**What to do:** Locate each line of the material that contains "گزینه", then return it.

[Stored records]
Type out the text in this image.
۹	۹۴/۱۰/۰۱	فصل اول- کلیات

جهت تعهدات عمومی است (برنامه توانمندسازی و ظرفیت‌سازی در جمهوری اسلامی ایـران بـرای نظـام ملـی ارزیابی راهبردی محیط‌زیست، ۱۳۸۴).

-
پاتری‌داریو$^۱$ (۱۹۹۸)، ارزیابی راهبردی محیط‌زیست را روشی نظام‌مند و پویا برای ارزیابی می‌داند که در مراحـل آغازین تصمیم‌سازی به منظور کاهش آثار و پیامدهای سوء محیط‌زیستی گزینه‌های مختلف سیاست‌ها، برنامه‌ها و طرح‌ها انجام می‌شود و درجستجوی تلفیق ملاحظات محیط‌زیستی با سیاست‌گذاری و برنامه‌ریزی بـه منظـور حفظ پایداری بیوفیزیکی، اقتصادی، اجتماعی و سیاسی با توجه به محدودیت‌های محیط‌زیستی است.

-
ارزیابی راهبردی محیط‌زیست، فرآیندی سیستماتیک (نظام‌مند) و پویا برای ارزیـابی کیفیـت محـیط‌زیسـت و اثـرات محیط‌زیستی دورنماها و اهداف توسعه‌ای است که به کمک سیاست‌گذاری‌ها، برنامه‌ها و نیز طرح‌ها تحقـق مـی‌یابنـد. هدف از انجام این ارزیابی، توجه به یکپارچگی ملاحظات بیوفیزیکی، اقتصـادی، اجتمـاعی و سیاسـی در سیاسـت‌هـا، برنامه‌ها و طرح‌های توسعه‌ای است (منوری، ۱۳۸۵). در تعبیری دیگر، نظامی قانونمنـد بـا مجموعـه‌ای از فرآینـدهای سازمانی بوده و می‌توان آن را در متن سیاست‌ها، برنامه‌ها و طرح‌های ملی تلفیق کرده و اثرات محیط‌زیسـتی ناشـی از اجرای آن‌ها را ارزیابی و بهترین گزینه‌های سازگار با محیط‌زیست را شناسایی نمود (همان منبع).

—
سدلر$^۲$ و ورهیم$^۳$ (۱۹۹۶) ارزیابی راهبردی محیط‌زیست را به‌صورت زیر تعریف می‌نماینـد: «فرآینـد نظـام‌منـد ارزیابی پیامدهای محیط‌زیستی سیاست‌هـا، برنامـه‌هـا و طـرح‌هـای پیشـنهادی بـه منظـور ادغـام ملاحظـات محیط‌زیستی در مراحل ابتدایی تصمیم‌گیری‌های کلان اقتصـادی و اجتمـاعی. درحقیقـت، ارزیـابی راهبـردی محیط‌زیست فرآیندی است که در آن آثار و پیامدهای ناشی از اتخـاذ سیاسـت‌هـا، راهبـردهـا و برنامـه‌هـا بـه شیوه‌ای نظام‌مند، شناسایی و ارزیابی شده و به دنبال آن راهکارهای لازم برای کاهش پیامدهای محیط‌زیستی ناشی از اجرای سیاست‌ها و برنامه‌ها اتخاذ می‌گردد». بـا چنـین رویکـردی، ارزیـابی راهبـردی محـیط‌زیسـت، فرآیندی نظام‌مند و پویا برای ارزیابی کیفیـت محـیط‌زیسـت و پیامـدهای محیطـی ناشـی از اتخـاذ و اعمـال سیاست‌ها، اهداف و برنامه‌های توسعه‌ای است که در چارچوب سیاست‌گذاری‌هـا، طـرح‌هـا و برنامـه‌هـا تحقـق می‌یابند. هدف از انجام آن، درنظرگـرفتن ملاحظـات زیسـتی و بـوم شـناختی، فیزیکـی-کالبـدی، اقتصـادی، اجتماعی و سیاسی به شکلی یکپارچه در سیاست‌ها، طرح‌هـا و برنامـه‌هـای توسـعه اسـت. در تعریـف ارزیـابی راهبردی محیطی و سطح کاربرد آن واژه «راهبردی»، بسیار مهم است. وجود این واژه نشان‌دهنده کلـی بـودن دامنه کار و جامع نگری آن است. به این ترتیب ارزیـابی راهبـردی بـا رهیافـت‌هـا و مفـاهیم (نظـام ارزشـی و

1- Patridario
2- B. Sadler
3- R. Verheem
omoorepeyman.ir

**Written solution:**
پاتری‌داریو$^۱$ (۱۹۹۸)، ارزیابی راهبردی محیط‌زیست را روشی نظام‌مند و پویا برای ارزیابی می‌داند که در مراحـل آغازین تصمیم‌سازی به منظور کاهش آثار و پیامدهای سوء محیط‌زیستی گزینه‌های مختلف سیاست‌ها، برنامه‌ها و طرح‌ها انجام می‌شود و درجستجوی تلفیق ملاحظات محیط‌زیستی با سیاست‌گذاری و برنامه‌ریزی بـه منظـور حفظ پایداری بیوفیزیکی، اقتصادی، اجتماعی و سیاسی با توجه به محدودیت‌های محیط‌زیستی است.
ارزیابی راهبردی محیط‌زیست، فرآیندی سیستماتیک (نظام‌مند) و پویا برای ارزیـابی کیفیـت محـیط‌زیسـت و اثـرات محیط‌زیستی دورنماها و اهداف توسعه‌ای است که به کمک سیاست‌گذاری‌ها، برنامه‌ها و نیز طرح‌ها تحقـق مـی‌یابنـد. هدف از انجام این ارزیابی، توجه به یکپارچگی ملاحظات بیوفیزیکی، اقتصـادی، اجتمـاعی و سیاسـی در سیاسـت‌هـا، برنامه‌ها و طرح‌های توسعه‌ای است (منوری، ۱۳۸۵). در تعبیری دیگر، نظامی قانونمنـد بـا مجموعـه‌ای از فرآینـدهای سازمانی بوده و می‌توان آن را در متن سیاست‌ها، برنامه‌ها و طرح‌های ملی تلفیق کرده و اثرات محیط‌زیسـتی ناشـی از اجرای آن‌ها را ارزیابی و بهترین گزینه‌های سازگار با محیط‌زیست را شناسایی نمود (همان منبع).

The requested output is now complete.